▸ EXTRAIT CHOISI
L’univers de Vampyria Inquisition, une série de bandes dessinées co-créée par Victor Dixen et Eder Messias, s’enrichit d’un nouveau tome, « Les Vendanges pourpres ». Ce dernier vient prolonger un édifice narratif riche, mêlant habilement uchronie, intrigue fantastique et drame humain.
Le premier tome posait les fondations d’un récit choral. Sylvère, un jardinier roturier, et Daphné, lectrice de la baronne, évoluaient et s’aimaient secrètement dans le château de Torteval, théâtre de tensions familiales et de luttes de pouvoir. Faustin, figure rebelle de la noblesse, incarnait la résistance face aux contraintes sociales et familiales, tandis que l’intrigue se déployait dans un univers où le vampirisme et l’uchronie s’entremêlent, avec le Roy-Soleil vampyre et une Inquisition implacable. Le duo Dixen-Messias réussissait à créer un univers graphique baroque, avec une intrigue politique et fantastique menée avec talent.
Dans ce nouveau tome, les protagonistes Sylvère et Faustin, désormais liés par des circonstances extraordinaires, poursuivent leurs objectifs divergents – l’un guidé par l’amour, l’autre par l’ambition et le désir de retrouver ses titres. Leur enquête sur les vendanges pourpres, une pratique macabre visant à saigner la plèbe, les conduit à affronter des forces surnaturelles et politiques, avec des tensions entre eux, puisque Faustin est désormais l’Ombre de Sylvère, promu Inquisiteur, une condition dont il cherchera à s’affranchir à plusieurs reprises – et notamment par la fuite ou l’usurpation d’identité.
« Les Vendanges pourpres » approfondit de toute évidence les thèmes de rébellion et de lutte des classes. La Fronde du peuple, en opposition aux Seigneurs de la nuit, symbolise la résistance face à l’oppression. Les entrées de Chambord sont vérifiées par des gardes, qui empêchent aussi les villageois de partir à l’approche de la saignée. Dans ce contexte, le Commandant Chapon organise le soulèvement populaire, sans se douter que tout est prévu par Philippe de Chambord et les siens… Le récit explore ainsi à la fois la complexité des relations inversées maître-serviteur à travers Sylvère et Faustin, et les heurts entre la noblesse et le quart-état.

▸ EXERCICES À RÉALISER
(a) Dans l'extrait choisi, qui organise le soulèvement populaire ?
(b) Dans l'extrait choisi, recopiez le passage qui commence par « Le premier tome » et se poursuit jusqu'à « menée avec talent. », en remplaçant « Torteval » par « Versailles ».
(c) Poursuivez la critique de la bande dessinée Vampyria Inquisition à partir de sa dernière phrase.

▸ CONTENU DES DONNÉES
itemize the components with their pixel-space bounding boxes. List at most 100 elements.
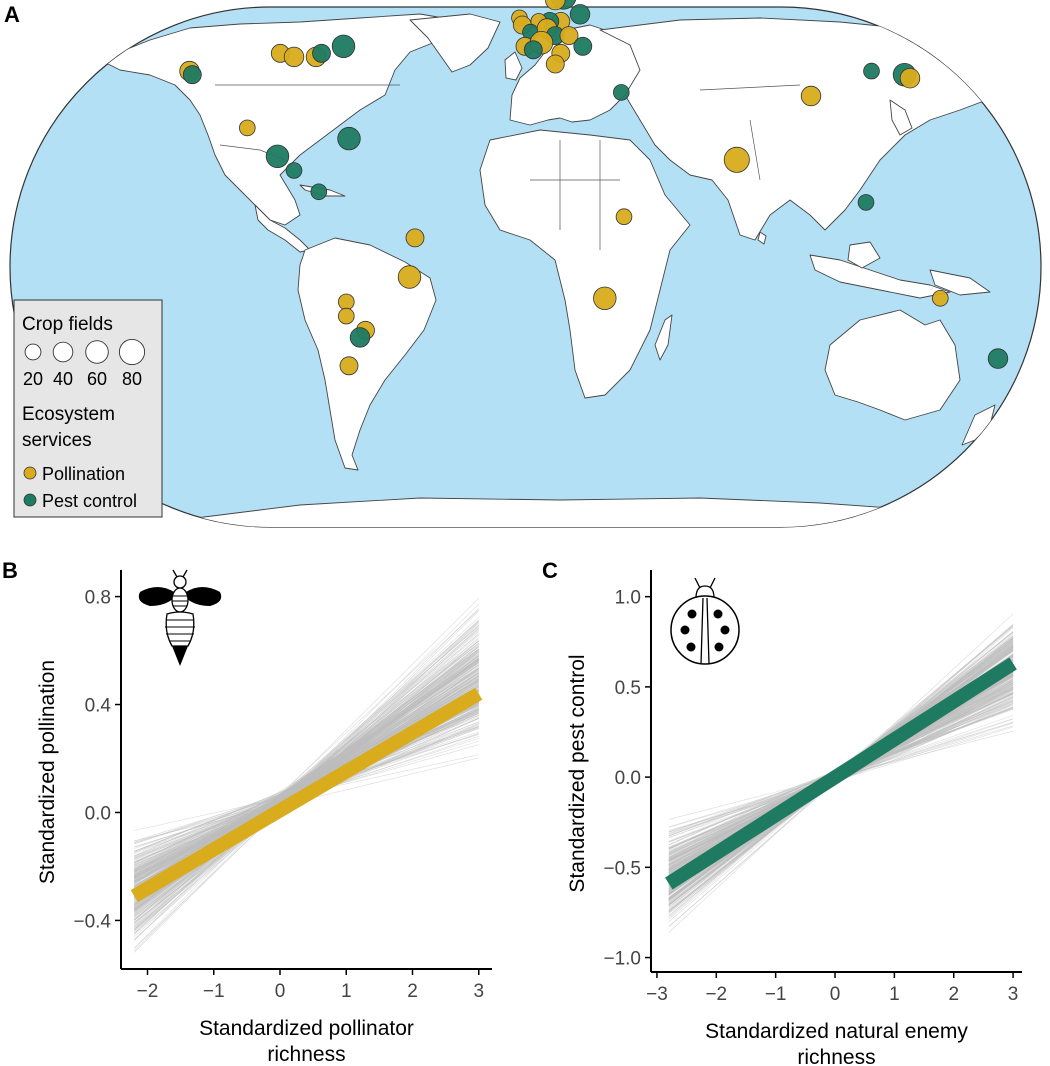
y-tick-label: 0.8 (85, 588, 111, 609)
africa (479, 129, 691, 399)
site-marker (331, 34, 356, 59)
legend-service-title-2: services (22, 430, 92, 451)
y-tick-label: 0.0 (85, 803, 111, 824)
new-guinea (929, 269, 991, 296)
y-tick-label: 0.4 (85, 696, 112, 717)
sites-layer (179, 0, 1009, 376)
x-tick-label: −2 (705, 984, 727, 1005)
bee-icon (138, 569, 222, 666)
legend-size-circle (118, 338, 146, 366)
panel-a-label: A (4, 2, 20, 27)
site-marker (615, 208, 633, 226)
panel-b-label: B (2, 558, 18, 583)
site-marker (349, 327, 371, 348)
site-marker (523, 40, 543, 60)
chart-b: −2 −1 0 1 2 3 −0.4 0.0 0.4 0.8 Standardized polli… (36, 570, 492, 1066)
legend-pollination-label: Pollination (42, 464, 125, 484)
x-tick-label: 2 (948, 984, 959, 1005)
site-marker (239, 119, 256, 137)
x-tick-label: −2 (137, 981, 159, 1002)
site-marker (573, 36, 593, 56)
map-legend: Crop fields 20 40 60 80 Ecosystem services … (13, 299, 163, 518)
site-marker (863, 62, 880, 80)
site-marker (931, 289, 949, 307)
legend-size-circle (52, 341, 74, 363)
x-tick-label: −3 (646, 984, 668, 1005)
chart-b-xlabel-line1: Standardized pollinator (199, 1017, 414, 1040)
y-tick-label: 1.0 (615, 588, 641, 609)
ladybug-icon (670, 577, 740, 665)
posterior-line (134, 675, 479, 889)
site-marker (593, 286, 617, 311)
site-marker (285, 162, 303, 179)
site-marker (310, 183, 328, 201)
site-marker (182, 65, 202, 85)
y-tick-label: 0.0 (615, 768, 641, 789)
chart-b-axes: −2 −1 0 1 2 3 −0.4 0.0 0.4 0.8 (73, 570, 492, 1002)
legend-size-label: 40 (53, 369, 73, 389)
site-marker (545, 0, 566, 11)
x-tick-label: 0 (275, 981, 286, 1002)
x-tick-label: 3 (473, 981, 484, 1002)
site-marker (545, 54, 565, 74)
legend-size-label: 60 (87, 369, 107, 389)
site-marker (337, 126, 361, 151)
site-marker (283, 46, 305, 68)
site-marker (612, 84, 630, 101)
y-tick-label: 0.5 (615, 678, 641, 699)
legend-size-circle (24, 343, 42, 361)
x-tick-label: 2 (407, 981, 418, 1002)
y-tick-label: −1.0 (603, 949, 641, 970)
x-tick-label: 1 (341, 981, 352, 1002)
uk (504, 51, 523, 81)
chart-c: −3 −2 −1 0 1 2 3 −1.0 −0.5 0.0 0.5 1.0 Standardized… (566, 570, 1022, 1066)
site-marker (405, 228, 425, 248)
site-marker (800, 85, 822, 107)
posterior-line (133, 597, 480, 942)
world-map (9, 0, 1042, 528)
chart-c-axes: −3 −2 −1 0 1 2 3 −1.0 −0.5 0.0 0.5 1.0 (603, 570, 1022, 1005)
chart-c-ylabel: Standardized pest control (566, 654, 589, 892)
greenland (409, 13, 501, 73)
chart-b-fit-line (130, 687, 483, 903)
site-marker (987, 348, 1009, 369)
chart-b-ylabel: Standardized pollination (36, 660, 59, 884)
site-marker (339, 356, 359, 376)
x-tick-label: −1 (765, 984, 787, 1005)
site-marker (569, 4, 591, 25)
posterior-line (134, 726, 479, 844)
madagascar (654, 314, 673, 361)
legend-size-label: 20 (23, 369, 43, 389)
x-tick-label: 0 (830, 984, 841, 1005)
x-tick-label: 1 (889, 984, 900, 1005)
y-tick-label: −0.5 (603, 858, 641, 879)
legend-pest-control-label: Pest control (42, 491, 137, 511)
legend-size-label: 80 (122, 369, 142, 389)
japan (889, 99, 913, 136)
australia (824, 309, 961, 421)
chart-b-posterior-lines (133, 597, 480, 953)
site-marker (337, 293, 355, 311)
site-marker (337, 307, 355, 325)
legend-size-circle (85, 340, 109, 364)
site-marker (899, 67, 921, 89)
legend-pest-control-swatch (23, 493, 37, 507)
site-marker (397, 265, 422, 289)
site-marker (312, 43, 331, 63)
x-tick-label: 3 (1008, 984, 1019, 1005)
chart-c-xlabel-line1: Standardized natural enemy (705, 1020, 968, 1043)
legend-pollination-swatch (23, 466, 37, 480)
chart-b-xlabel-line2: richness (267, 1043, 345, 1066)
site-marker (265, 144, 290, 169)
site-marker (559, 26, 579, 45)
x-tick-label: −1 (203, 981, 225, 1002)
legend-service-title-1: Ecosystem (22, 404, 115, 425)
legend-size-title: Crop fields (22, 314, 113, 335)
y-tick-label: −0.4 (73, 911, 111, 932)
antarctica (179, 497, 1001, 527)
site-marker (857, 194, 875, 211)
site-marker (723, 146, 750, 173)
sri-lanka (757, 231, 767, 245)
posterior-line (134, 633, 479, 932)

▸ RÉSULTATS PAR EXERCICE
(a) Le Commandant Chapon.

(b)
Le premier tome posait les fondations d’un récit choral. Sylvère, un jardinier roturier, et Daphné, lectrice de la baronne, évoluaient et s’aimaient secrètement dans le château de Versailles, théâtre de tensions familiales et de luttes de pouvoir. Faustin, figure rebelle de la noblesse, incarnait la résistance face aux contraintes sociales et familiales, tandis que l’intrigue se déployait dans un univers où le vampirisme et l’uchronie s’entremêlent, avec le Roy-Soleil vampyre et une Inquisition implacable. Le duo Dixen-Messias réussissait à créer un univers graphique baroque, avec une intrigue politique et fantastique menée avec talent.

(c)
La narration visuelle se distingue par plusieurs planches remarquables, notamment lors du bal du château ou des affrontements, illustrant la maîtrise artistique de Messias. Les jeux de couleurs et de lumière enrichissent l’expérience de lecture, soulignant les contrastes entre les différentes strates sociales et les enjeux moraux. La caractérisation des protagonistes s’inscrit dans la continuité du premier album, avec Faustin et l’indéfectible Piquemouche trichant ensemble aux cartes, ou Sylvère en quête d’un amour qui lui file entre les doigts.
« Les Vendanges pourpres » marche dans les pas de son prédécesseur. Le duo Dixen-Messias offre un récit intéressant, marqué par des thématiques fortes et une caractérisation réussie des personnages. Les deux premiers tomes forment un ensemble cohérent, promettant une suite de même teneur.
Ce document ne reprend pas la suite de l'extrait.